To do: Identify all lines of the data containing the string "Engines" and copy them.
-- Supplied information start --
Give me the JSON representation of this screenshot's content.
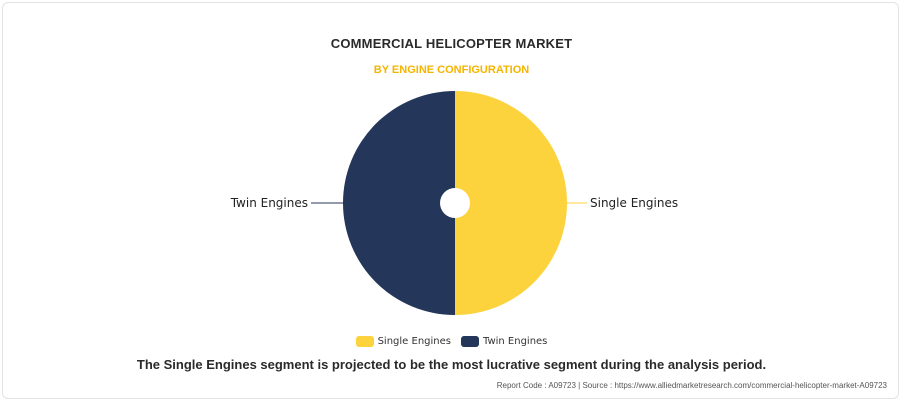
{
  "header": {
    "title": "COMMERCIAL HELICOPTER MARKET",
    "subtitle": "BY ENGINE CONFIGURATION"
  },
  "chart_data": {
    "type": "pie",
    "title": "COMMERCIAL HELICOPTER MARKET",
    "subtitle": "BY ENGINE CONFIGURATION",
    "categories": [
      "Single Engines",
      "Twin Engines"
    ],
    "values": [
      50,
      50
    ],
    "colors": [
      "#fdd33d",
      "#243659"
    ],
    "donut_hole": true,
    "legend_position": "bottom"
  },
  "legend": {
    "items": [
      {
        "label": "Single Engines",
        "color": "#fdd33d"
      },
      {
        "label": "Twin Engines",
        "color": "#243659"
      }
    ]
  },
  "summary": "The Single Engines segment is projected to be the most lucrative segment during the analysis period.",
  "footer": "Report Code : A09723  |  Source : https://www.alliedmarketresearch.com/commercial-helicopter-market-A09723"
}
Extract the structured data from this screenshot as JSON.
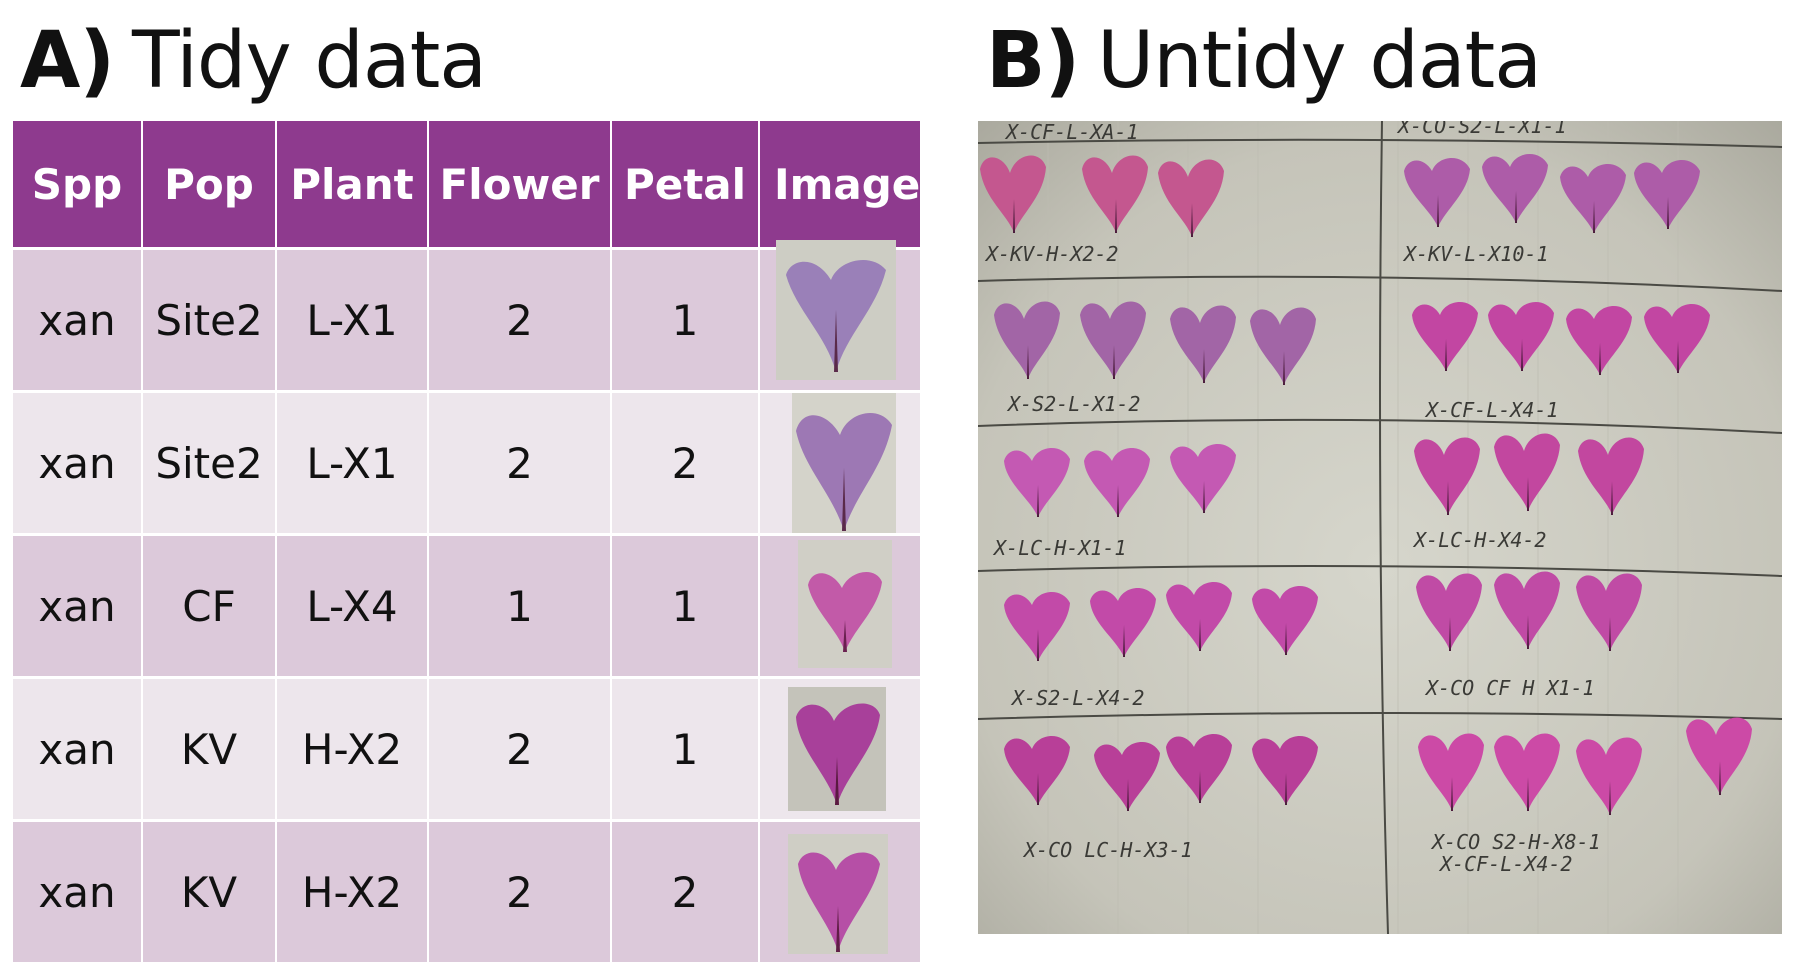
{
  "panel_a": {
    "letter": "A)",
    "title": "Tidy data"
  },
  "panel_b": {
    "letter": "B)",
    "title": "Untidy data"
  },
  "table": {
    "headers": [
      "Spp",
      "Pop",
      "Plant",
      "Flower",
      "Petal",
      "Image"
    ],
    "rows": [
      {
        "spp": "xan",
        "pop": "Site2",
        "plant": "L-X1",
        "flower": "2",
        "petal": "1"
      },
      {
        "spp": "xan",
        "pop": "Site2",
        "plant": "L-X1",
        "flower": "2",
        "petal": "2"
      },
      {
        "spp": "xan",
        "pop": "CF",
        "plant": "L-X4",
        "flower": "1",
        "petal": "1"
      },
      {
        "spp": "xan",
        "pop": "KV",
        "plant": "H-X2",
        "flower": "2",
        "petal": "1"
      },
      {
        "spp": "xan",
        "pop": "KV",
        "plant": "H-X2",
        "flower": "2",
        "petal": "2"
      }
    ]
  },
  "sheet_labels": [
    "X-CF-L-XA-1",
    "X-CO-S2-L-X1-1",
    "X-KV-H-X2-2",
    "X-KV-L-X10-1",
    "X-S2-L-X1-2",
    "X-CF-L-X4-1",
    "X-LC-H-X1-1",
    "X-LC-H-X4-2",
    "X-S2-L-X4-2",
    "X-CO CF H X1-1",
    "X-CO LC-H-X3-1",
    "X-CO S2-H-X8-1",
    "X-CF-L-X4-2"
  ],
  "colors": {
    "header_bg": "#8e3a8e",
    "row_dark": "#dcc9da",
    "row_light": "#ede6ec",
    "paper": "#c9c8bd"
  }
}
-- Supplied information end --
Right answer:
      "Single Engines",
      "Twin Engines"
        "label": "Single Engines",
        "label": "Twin Engines",
  "summary": "The Single Engines segment is projected to be the most lucrative segment during the analysis period.",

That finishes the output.